**Task:**
Pull out every line below that holds the word "name".

**Record set:**

=-=-=-=-=

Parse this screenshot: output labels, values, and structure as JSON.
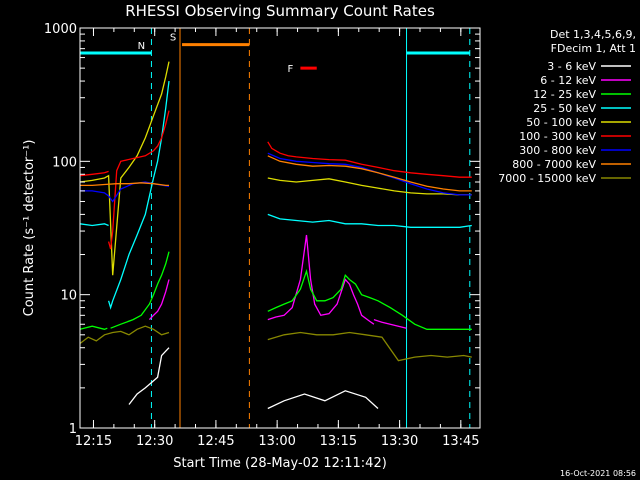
{
  "chart_data": {
    "type": "line",
    "title": "RHESSI Observing Summary Count Rates",
    "xlabel": "Start Time (28-May-02 12:11:42)",
    "ylabel": "Count Rate (s⁻¹ detector⁻¹)",
    "y_scale": "log",
    "ylim": [
      1,
      1000
    ],
    "xlim_minutes_after_start": [
      0,
      98
    ],
    "x_ticks": [
      {
        "label": "12:15",
        "min": 3.3
      },
      {
        "label": "12:30",
        "min": 18.3
      },
      {
        "label": "12:45",
        "min": 33.3
      },
      {
        "label": "13:00",
        "min": 48.3
      },
      {
        "label": "13:15",
        "min": 63.3
      },
      {
        "label": "13:30",
        "min": 78.3
      },
      {
        "label": "13:45",
        "min": 93.3
      }
    ],
    "y_ticks": [
      {
        "label": "1",
        "value": 1
      },
      {
        "label": "10",
        "value": 10
      },
      {
        "label": "100",
        "value": 100
      },
      {
        "label": "1000",
        "value": 1000
      }
    ],
    "legend_header": [
      "Det 1,3,4,5,6,9,",
      "FDecim 1, Att 1"
    ],
    "legend_placement": "right",
    "series": [
      {
        "name": "3 - 6 keV",
        "color": "#ffffff",
        "segments": [
          {
            "x": [
              12,
              14,
              16,
              19,
              20,
              21.8
            ],
            "y": [
              1.5,
              1.8,
              2.0,
              2.4,
              3.5,
              4.0
            ]
          },
          {
            "x": [
              46,
              50,
              55,
              60,
              65,
              70,
              73
            ],
            "y": [
              1.4,
              1.6,
              1.8,
              1.6,
              1.9,
              1.7,
              1.4
            ]
          }
        ]
      },
      {
        "name": "6 - 12 keV",
        "color": "#ff00ff",
        "segments": [
          {
            "x": [
              17,
              18,
              19,
              20,
              21,
              21.8
            ],
            "y": [
              6.5,
              7.0,
              7.5,
              8.5,
              10.5,
              13
            ]
          },
          {
            "x": [
              46,
              48,
              50,
              52,
              54,
              55.5,
              56.5,
              57.5,
              59,
              61,
              63,
              65,
              66,
              67,
              68,
              69,
              71,
              72
            ],
            "y": [
              6.5,
              6.8,
              7.0,
              8.0,
              13,
              28,
              13,
              8.5,
              7.0,
              7.2,
              8.5,
              13,
              12,
              10,
              8.5,
              7.0,
              6.3,
              6.0
            ]
          },
          {
            "x": [
              72,
              74,
              76,
              78,
              80
            ],
            "y": [
              6.5,
              6.2,
              6.0,
              5.8,
              5.6
            ]
          }
        ]
      },
      {
        "name": "12 - 25 keV",
        "color": "#00ff00",
        "segments": [
          {
            "x": [
              0,
              3,
              6,
              6.7
            ],
            "y": [
              5.5,
              5.8,
              5.5,
              5.6
            ]
          },
          {
            "x": [
              7.5,
              10,
              13,
              15,
              17,
              18,
              19,
              20,
              21,
              21.8
            ],
            "y": [
              5.6,
              6.0,
              6.5,
              7.0,
              8.5,
              10,
              12,
              14,
              17,
              21
            ]
          },
          {
            "x": [
              46,
              48,
              50,
              52,
              54,
              55.5,
              56.5,
              58,
              60,
              62,
              64,
              65,
              66,
              67.5,
              69,
              71,
              73,
              76,
              79,
              82,
              85,
              88,
              91,
              94,
              96
            ],
            "y": [
              7.5,
              8.0,
              8.5,
              9.0,
              11,
              15,
              11,
              9.0,
              9.0,
              9.5,
              11,
              14,
              13,
              12,
              10,
              9.5,
              9.0,
              8.0,
              7.0,
              6.0,
              5.5,
              5.5,
              5.5,
              5.5,
              5.5
            ]
          }
        ]
      },
      {
        "name": "25 - 50 keV",
        "color": "#00ffff",
        "segments": [
          {
            "x": [
              0,
              3,
              6,
              7
            ],
            "y": [
              34,
              33,
              34,
              33
            ]
          },
          {
            "x": [
              7,
              7.5,
              8,
              10,
              12,
              14,
              16,
              18,
              19,
              20,
              21,
              21.8
            ],
            "y": [
              9,
              8,
              9,
              13,
              20,
              28,
              40,
              75,
              100,
              150,
              250,
              400
            ]
          },
          {
            "x": [
              46,
              49,
              53,
              57,
              61,
              65,
              69,
              73,
              77,
              81,
              85,
              89,
              93,
              96
            ],
            "y": [
              40,
              37,
              36,
              35,
              36,
              34,
              34,
              33,
              33,
              32,
              32,
              32,
              32,
              33
            ]
          }
        ]
      },
      {
        "name": "50 - 100 keV",
        "color": "#dddd00",
        "segments": [
          {
            "x": [
              0,
              3,
              6,
              7,
              8,
              10,
              12,
              14,
              16,
              18,
              20,
              21,
              21.8
            ],
            "y": [
              70,
              72,
              75,
              78,
              14,
              75,
              90,
              110,
              150,
              220,
              320,
              430,
              560
            ]
          },
          {
            "x": [
              46,
              49,
              53,
              57,
              61,
              65,
              69,
              73,
              77,
              81,
              85,
              89,
              93,
              96
            ],
            "y": [
              75,
              72,
              70,
              72,
              74,
              70,
              66,
              63,
              60,
              58,
              57,
              57,
              56,
              56
            ]
          }
        ]
      },
      {
        "name": "100 - 300 keV",
        "color": "#ff0000",
        "segments": [
          {
            "x": [
              0,
              3,
              6,
              7
            ],
            "y": [
              78,
              80,
              82,
              84
            ]
          },
          {
            "x": [
              7,
              7.5,
              8,
              9,
              10,
              13,
              16,
              18,
              19,
              20,
              21,
              21.8
            ],
            "y": [
              25,
              22,
              30,
              85,
              100,
              105,
              110,
              120,
              130,
              150,
              190,
              240
            ]
          },
          {
            "x": [
              46,
              47,
              49,
              51,
              53,
              57,
              61,
              65,
              69,
              73,
              77,
              81,
              85,
              89,
              93,
              96
            ],
            "y": [
              140,
              125,
              115,
              110,
              108,
              105,
              103,
              102,
              95,
              90,
              85,
              82,
              80,
              78,
              76,
              76
            ]
          }
        ]
      },
      {
        "name": "300 - 800 keV",
        "color": "#0000ff",
        "segments": [
          {
            "x": [
              0,
              3,
              6,
              7,
              8,
              10,
              13,
              16,
              19,
              21.8
            ],
            "y": [
              60,
              60,
              58,
              55,
              50,
              62,
              68,
              70,
              67,
              65
            ]
          },
          {
            "x": [
              46,
              49,
              53,
              57,
              61,
              65,
              69,
              73,
              77,
              81,
              85,
              89,
              93,
              96
            ],
            "y": [
              115,
              105,
              100,
              98,
              96,
              95,
              90,
              82,
              75,
              68,
              62,
              58,
              56,
              56
            ]
          }
        ]
      },
      {
        "name": "800 - 7000 keV",
        "color": "#ff8000",
        "segments": [
          {
            "x": [
              0,
              3,
              6,
              9,
              12,
              15,
              18,
              21,
              21.8
            ],
            "y": [
              66,
              66,
              67,
              68,
              68,
              69,
              68,
              66,
              66
            ]
          },
          {
            "x": [
              46,
              49,
              53,
              57,
              61,
              65,
              69,
              73,
              77,
              81,
              85,
              89,
              93,
              96
            ],
            "y": [
              110,
              100,
              95,
              92,
              93,
              92,
              88,
              82,
              76,
              70,
              65,
              62,
              60,
              60
            ]
          }
        ]
      },
      {
        "name": "7000 - 15000 keV",
        "color": "#888800",
        "segments": [
          {
            "x": [
              0,
              2,
              4,
              6,
              8,
              10,
              12,
              14,
              16,
              18,
              20,
              21.8
            ],
            "y": [
              4.3,
              4.8,
              4.5,
              5.0,
              5.2,
              5.3,
              5.0,
              5.5,
              5.8,
              5.5,
              5.0,
              5.2
            ]
          },
          {
            "x": [
              46,
              50,
              54,
              58,
              62,
              66,
              70,
              74,
              78,
              82,
              86,
              90,
              94,
              96
            ],
            "y": [
              4.6,
              5.0,
              5.2,
              5.0,
              5.0,
              5.2,
              5.0,
              4.8,
              3.2,
              3.4,
              3.5,
              3.4,
              3.5,
              3.4
            ]
          }
        ]
      }
    ],
    "annotations": [
      {
        "label": "N",
        "color": "#00ffff",
        "bar_value": 650,
        "bar_ranges": [
          [
            0,
            17.5
          ],
          [
            80,
            95.5
          ]
        ],
        "solid_lines_min": [
          0,
          80
        ],
        "dashed_lines_min": [
          17.5,
          95.5
        ]
      },
      {
        "label": "S",
        "color": "#ff8000",
        "bar_value": 750,
        "bar_ranges": [
          [
            25,
            41.5
          ]
        ],
        "solid_lines_min": [
          24.5
        ],
        "dashed_lines_min": [
          41.5
        ]
      },
      {
        "label": "F",
        "color": "#ff0000",
        "bar_value": 500,
        "bar_ranges": [
          [
            54,
            58
          ]
        ]
      }
    ]
  },
  "footer": {
    "timestamp": "16-Oct-2021 08:56"
  }
}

=-=-=-=-=

**The reply:**
        "name": "3 - 6 keV",
        "name": "6 - 12 keV",
        "name": "12 - 25 keV",
        "name": "25 - 50 keV",
        "name": "50 - 100 keV",
        "name": "100 - 300 keV",
        "name": "300 - 800 keV",
        "name": "800 - 7000 keV",
        "name": "7000 - 15000 keV",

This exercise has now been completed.